**REQUIRED TASK:** Look through the material below for "Rudolf". Copy every line that contains it.

**SUPPLIED DATA:**
**********
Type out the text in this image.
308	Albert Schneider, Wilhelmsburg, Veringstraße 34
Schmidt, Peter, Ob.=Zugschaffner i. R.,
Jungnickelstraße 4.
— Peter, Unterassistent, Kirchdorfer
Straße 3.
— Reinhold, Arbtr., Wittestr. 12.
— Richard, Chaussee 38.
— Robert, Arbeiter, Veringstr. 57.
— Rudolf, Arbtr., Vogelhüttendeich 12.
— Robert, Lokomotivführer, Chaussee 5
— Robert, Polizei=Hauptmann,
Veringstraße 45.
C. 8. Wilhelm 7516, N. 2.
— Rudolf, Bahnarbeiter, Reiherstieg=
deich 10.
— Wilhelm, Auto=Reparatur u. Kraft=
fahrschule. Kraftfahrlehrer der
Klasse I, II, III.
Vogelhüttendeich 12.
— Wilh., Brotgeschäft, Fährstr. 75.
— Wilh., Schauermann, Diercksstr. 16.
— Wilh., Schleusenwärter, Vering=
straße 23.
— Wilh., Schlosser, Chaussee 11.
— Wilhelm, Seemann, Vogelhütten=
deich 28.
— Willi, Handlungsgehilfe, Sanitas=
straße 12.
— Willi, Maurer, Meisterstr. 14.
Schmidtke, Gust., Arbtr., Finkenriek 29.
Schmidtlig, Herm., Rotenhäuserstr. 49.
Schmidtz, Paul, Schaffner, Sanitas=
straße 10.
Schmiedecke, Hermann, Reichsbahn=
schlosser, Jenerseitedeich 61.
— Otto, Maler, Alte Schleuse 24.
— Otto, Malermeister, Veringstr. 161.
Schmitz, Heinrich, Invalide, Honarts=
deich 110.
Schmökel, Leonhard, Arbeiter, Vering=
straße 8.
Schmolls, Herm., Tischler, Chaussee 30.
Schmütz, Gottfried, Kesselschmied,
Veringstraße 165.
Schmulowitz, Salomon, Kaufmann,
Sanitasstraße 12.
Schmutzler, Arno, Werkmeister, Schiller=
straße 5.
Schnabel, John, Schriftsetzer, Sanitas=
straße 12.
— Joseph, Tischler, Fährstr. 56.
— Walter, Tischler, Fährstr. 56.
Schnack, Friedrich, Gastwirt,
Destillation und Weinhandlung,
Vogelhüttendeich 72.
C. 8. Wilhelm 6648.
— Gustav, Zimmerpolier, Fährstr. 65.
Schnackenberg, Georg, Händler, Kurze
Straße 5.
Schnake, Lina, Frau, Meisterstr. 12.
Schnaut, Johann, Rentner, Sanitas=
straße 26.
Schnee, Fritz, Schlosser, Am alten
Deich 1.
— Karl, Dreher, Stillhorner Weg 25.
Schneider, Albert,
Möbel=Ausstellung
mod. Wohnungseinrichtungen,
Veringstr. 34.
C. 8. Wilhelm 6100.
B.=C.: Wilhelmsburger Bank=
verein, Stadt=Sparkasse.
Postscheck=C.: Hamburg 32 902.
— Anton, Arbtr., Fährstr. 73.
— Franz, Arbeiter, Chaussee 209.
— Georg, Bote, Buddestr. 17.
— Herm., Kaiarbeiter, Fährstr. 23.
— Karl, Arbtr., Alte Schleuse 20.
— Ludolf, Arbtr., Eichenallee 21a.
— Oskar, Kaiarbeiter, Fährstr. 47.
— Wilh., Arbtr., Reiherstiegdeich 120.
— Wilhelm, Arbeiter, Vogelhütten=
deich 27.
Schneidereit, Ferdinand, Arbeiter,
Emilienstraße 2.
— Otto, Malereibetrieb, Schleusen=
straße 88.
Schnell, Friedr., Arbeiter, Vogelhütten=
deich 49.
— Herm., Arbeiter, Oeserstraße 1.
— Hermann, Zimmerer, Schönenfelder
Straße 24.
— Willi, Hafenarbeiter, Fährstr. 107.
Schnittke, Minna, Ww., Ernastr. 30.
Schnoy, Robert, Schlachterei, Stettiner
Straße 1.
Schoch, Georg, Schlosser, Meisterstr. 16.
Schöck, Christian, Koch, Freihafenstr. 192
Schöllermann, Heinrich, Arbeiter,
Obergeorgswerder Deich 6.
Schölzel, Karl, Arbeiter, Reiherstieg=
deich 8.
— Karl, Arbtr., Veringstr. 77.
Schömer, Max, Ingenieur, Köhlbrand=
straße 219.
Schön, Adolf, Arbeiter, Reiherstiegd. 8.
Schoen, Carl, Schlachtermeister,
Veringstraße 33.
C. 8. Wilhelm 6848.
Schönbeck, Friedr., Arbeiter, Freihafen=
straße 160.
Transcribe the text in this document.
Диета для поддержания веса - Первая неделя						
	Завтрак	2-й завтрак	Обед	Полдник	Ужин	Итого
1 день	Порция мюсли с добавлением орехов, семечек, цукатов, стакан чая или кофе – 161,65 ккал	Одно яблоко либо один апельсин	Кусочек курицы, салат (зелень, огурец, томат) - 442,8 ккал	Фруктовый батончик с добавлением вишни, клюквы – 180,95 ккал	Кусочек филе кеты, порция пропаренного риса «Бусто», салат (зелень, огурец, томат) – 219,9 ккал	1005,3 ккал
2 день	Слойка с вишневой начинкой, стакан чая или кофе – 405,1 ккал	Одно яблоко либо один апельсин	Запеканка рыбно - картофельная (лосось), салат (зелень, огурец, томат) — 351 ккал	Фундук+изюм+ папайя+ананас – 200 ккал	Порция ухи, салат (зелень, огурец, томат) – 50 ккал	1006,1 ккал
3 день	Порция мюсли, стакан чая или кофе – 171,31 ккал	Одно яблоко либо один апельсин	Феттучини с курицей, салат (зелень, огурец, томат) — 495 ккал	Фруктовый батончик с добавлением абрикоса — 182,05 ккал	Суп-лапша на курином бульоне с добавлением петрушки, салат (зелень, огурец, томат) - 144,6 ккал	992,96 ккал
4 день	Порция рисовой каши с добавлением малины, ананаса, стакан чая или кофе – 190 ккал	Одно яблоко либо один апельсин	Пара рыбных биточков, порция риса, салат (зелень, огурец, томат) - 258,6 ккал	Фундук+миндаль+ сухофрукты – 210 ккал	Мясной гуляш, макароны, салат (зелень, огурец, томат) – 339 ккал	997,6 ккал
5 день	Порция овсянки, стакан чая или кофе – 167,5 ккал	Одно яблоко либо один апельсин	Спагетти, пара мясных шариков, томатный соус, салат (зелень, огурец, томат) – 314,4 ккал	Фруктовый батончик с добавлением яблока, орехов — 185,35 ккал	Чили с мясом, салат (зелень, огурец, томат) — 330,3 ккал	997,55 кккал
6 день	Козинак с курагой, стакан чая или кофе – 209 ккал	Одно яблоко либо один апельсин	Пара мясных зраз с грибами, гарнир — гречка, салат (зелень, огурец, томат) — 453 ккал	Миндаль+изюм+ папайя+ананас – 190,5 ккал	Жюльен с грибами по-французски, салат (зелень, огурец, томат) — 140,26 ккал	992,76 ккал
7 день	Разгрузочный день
**********
**ANSWER:**
— Rudolf, Arbtr., Vogelhüttendeich 12.
— Rudolf, Bahnarbeiter, Reiherstieg=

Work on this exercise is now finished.